- **Written task**: Below is a listing; reproduce each line of it exactly.

[Entries from a dataset]

______

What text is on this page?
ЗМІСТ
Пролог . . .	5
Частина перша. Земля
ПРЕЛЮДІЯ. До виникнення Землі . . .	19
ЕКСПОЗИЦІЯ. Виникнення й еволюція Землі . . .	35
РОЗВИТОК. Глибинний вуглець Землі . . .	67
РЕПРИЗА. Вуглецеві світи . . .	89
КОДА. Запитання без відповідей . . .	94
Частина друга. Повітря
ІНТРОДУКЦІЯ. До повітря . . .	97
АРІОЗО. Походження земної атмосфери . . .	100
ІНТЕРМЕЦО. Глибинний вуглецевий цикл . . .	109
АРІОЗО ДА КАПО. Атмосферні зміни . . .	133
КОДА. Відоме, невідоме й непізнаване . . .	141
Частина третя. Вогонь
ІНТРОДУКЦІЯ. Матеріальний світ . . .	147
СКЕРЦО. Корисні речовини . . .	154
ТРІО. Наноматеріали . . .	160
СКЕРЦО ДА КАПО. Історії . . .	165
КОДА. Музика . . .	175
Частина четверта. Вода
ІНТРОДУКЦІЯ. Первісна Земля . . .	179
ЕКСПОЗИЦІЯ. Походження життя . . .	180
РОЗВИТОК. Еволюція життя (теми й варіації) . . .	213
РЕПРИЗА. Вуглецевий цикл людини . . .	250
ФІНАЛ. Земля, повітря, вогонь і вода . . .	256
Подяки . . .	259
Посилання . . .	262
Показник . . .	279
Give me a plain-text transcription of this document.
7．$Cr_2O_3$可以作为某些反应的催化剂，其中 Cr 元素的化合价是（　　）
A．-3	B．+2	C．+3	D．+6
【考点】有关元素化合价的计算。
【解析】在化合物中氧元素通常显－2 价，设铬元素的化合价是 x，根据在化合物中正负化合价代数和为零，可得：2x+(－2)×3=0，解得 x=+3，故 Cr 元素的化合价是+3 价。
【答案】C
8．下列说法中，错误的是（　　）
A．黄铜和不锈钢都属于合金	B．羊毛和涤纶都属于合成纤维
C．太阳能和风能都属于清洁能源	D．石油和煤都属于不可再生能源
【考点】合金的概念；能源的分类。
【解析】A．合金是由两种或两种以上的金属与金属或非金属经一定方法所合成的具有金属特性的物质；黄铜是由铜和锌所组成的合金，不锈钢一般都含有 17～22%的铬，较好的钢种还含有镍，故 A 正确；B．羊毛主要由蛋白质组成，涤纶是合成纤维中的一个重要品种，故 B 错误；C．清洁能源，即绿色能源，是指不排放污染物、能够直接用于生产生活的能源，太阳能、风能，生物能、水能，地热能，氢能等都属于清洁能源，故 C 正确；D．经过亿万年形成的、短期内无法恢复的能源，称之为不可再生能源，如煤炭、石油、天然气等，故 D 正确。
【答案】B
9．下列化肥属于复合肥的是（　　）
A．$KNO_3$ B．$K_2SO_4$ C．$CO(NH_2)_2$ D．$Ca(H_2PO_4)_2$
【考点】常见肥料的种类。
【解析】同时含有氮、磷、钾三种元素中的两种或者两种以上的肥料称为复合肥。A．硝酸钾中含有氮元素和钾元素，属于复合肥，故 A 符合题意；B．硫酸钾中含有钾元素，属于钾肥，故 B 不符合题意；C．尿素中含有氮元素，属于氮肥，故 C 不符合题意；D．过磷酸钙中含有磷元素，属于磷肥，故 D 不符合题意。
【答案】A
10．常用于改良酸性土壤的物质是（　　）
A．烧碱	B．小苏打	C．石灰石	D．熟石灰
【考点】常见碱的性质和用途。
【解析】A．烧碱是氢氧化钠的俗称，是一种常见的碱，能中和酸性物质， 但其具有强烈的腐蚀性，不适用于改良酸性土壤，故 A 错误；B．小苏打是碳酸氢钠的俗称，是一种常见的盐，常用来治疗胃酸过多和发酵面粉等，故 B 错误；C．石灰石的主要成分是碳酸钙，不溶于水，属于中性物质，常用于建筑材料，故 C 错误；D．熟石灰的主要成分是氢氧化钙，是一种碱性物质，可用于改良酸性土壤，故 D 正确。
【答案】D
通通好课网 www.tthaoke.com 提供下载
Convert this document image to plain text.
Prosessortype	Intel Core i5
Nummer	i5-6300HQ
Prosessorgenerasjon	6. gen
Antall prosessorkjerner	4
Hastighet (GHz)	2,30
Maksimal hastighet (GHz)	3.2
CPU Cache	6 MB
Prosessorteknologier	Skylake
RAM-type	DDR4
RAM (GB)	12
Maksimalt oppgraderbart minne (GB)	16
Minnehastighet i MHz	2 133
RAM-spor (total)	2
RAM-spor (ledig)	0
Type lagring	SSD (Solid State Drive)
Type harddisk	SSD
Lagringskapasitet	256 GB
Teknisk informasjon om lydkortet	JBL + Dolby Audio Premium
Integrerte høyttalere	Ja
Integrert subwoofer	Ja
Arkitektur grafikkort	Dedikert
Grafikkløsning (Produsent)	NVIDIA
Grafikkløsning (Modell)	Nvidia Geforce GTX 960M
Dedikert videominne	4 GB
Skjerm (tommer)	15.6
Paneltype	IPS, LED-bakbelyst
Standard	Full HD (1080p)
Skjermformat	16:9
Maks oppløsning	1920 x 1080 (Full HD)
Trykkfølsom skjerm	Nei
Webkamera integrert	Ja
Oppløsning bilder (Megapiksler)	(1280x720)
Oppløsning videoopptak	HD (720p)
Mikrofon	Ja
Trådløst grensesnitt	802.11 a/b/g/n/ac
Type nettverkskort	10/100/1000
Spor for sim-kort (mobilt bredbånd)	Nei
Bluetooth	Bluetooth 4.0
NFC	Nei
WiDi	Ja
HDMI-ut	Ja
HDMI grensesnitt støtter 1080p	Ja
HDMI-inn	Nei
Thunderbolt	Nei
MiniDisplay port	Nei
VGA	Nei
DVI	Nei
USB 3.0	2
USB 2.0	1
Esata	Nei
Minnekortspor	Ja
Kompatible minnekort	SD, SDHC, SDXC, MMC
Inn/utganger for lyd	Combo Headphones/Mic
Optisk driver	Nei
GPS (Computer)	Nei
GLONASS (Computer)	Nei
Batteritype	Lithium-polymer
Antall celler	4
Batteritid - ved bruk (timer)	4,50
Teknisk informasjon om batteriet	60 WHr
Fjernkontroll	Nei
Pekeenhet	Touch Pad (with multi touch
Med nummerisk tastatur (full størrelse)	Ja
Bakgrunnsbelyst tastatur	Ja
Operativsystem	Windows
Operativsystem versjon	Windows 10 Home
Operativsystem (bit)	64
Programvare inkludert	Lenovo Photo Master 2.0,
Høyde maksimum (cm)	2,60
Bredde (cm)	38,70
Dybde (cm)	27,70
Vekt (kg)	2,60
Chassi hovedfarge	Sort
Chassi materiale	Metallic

______

- **Correct result**:
What text is on this page?
ЗМІСТ
Пролог . . .	5
Частина перша. Земля
ПРЕЛЮДІЯ. До виникнення Землі . . .	19
ЕКСПОЗИЦІЯ. Виникнення й еволюція Землі . . .	35
РОЗВИТОК. Глибинний вуглець Землі . . .	67
РЕПРИЗА. Вуглецеві світи . . .	89
КОДА. Запитання без відповідей . . .	94
Частина друга. Повітря
ІНТРОДУКЦІЯ. До повітря . . .	97
АРІОЗО. Походження земної атмосфери . . .	100
ІНТЕРМЕЦО. Глибинний вуглецевий цикл . . .	109
АРІОЗО ДА КАПО. Атмосферні зміни . . .	133
КОДА. Відоме, невідоме й непізнаване . . .	141
Частина третя. Вогонь
ІНТРОДУКЦІЯ. Матеріальний світ . . .	147
СКЕРЦО. Корисні речовини . . .	154
ТРІО. Наноматеріали . . .	160
СКЕРЦО ДА КАПО. Історії . . .	165
КОДА. Музика . . .	175
Частина четверта. Вода
ІНТРОДУКЦІЯ. Первісна Земля . . .	179
ЕКСПОЗИЦІЯ. Походження життя . . .	180
РОЗВИТОК. Еволюція життя (теми й варіації) . . .	213
РЕПРИЗА. Вуглецевий цикл людини . . .	250
ФІНАЛ. Земля, повітря, вогонь і вода . . .	256
Подяки . . .	259
Посилання . . .	262
Показник . . .	279
Give me a plain-text transcription of this document.
7．$Cr_2O_3$可以作为某些反应的催化剂，其中 Cr 元素的化合价是（　　）
A．-3	B．+2	C．+3	D．+6
【考点】有关元素化合价的计算。
【解析】在化合物中氧元素通常显－2 价，设铬元素的化合价是 x，根据在化合物中正负化合价代数和为零，可得：2x+(－2)×3=0，解得 x=+3，故 Cr 元素的化合价是+3 价。
【答案】C
8．下列说法中，错误的是（　　）
A．黄铜和不锈钢都属于合金	B．羊毛和涤纶都属于合成纤维
C．太阳能和风能都属于清洁能源	D．石油和煤都属于不可再生能源
【考点】合金的概念；能源的分类。
【解析】A．合金是由两种或两种以上的金属与金属或非金属经一定方法所合成的具有金属特性的物质；黄铜是由铜和锌所组成的合金，不锈钢一般都含有 17～22%的铬，较好的钢种还含有镍，故 A 正确；B．羊毛主要由蛋白质组成，涤纶是合成纤维中的一个重要品种，故 B 错误；C．清洁能源，即绿色能源，是指不排放污染物、能够直接用于生产生活的能源，太阳能、风能，生物能、水能，地热能，氢能等都属于清洁能源，故 C 正确；D．经过亿万年形成的、短期内无法恢复的能源，称之为不可再生能源，如煤炭、石油、天然气等，故 D 正确。
【答案】B
9．下列化肥属于复合肥的是（　　）
A．$KNO_3$ B．$K_2SO_4$ C．$CO(NH_2)_2$ D．$Ca(H_2PO_4)_2$
【考点】常见肥料的种类。
【解析】同时含有氮、磷、钾三种元素中的两种或者两种以上的肥料称为复合肥。A．硝酸钾中含有氮元素和钾元素，属于复合肥，故 A 符合题意；B．硫酸钾中含有钾元素，属于钾肥，故 B 不符合题意；C．尿素中含有氮元素，属于氮肥，故 C 不符合题意；D．过磷酸钙中含有磷元素，属于磷肥，故 D 不符合题意。
【答案】A
10．常用于改良酸性土壤的物质是（　　）
A．烧碱	B．小苏打	C．石灰石	D．熟石灰
【考点】常见碱的性质和用途。
【解析】A．烧碱是氢氧化钠的俗称，是一种常见的碱，能中和酸性物质， 但其具有强烈的腐蚀性，不适用于改良酸性土壤，故 A 错误；B．小苏打是碳酸氢钠的俗称，是一种常见的盐，常用来治疗胃酸过多和发酵面粉等，故 B 错误；C．石灰石的主要成分是碳酸钙，不溶于水，属于中性物质，常用于建筑材料，故 C 错误；D．熟石灰的主要成分是氢氧化钙，是一种碱性物质，可用于改良酸性土壤，故 D 正确。
【答案】D
通通好课网 www.tthaoke.com 提供下载
Convert this document image to plain text.
Prosessortype	Intel Core i5
Nummer	i5-6300HQ
Prosessorgenerasjon	6. gen
Antall prosessorkjerner	4
Hastighet (GHz)	2,30
Maksimal hastighet (GHz)	3.2
CPU Cache	6 MB
Prosessorteknologier	Skylake
RAM-type	DDR4
RAM (GB)	12
Maksimalt oppgraderbart minne (GB)	16
Minnehastighet i MHz	2 133
RAM-spor (total)	2
RAM-spor (ledig)	0
Type lagring	SSD (Solid State Drive)
Type harddisk	SSD
Lagringskapasitet	256 GB
Teknisk informasjon om lydkortet	JBL + Dolby Audio Premium
Integrerte høyttalere	Ja
Integrert subwoofer	Ja
Arkitektur grafikkort	Dedikert
Grafikkløsning (Produsent)	NVIDIA
Grafikkløsning (Modell)	Nvidia Geforce GTX 960M
Dedikert videominne	4 GB
Skjerm (tommer)	15.6
Paneltype	IPS, LED-bakbelyst
Standard	Full HD (1080p)
Skjermformat	16:9
Maks oppløsning	1920 x 1080 (Full HD)
Trykkfølsom skjerm	Nei
Webkamera integrert	Ja
Oppløsning bilder (Megapiksler)	(1280x720)
Oppløsning videoopptak	HD (720p)
Mikrofon	Ja
Trådløst grensesnitt	802.11 a/b/g/n/ac
Type nettverkskort	10/100/1000
Spor for sim-kort (mobilt bredbånd)	Nei
Bluetooth	Bluetooth 4.0
NFC	Nei
WiDi	Ja
HDMI-ut	Ja
HDMI grensesnitt støtter 1080p	Ja
HDMI-inn	Nei
Thunderbolt	Nei
MiniDisplay port	Nei
VGA	Nei
DVI	Nei
USB 3.0	2
USB 2.0	1
Esata	Nei
Minnekortspor	Ja
Kompatible minnekort	SD, SDHC, SDXC, MMC
Inn/utganger for lyd	Combo Headphones/Mic
Optisk driver	Nei
GPS (Computer)	Nei
GLONASS (Computer)	Nei
Batteritype	Lithium-polymer
Antall celler	4
Batteritid - ved bruk (timer)	4,50
Teknisk informasjon om batteriet	60 WHr
Fjernkontroll	Nei
Pekeenhet	Touch Pad (with multi touch
Med nummerisk tastatur (full størrelse)	Ja
Bakgrunnsbelyst tastatur	Ja
Operativsystem	Windows
Operativsystem versjon	Windows 10 Home
Operativsystem (bit)	64
Programvare inkludert	Lenovo Photo Master 2.0,
Høyde maksimum (cm)	2,60
Bredde (cm)	38,70
Dybde (cm)	27,70
Vekt (kg)	2,60
Chassi hovedfarge	Sort
Chassi materiale	Metallic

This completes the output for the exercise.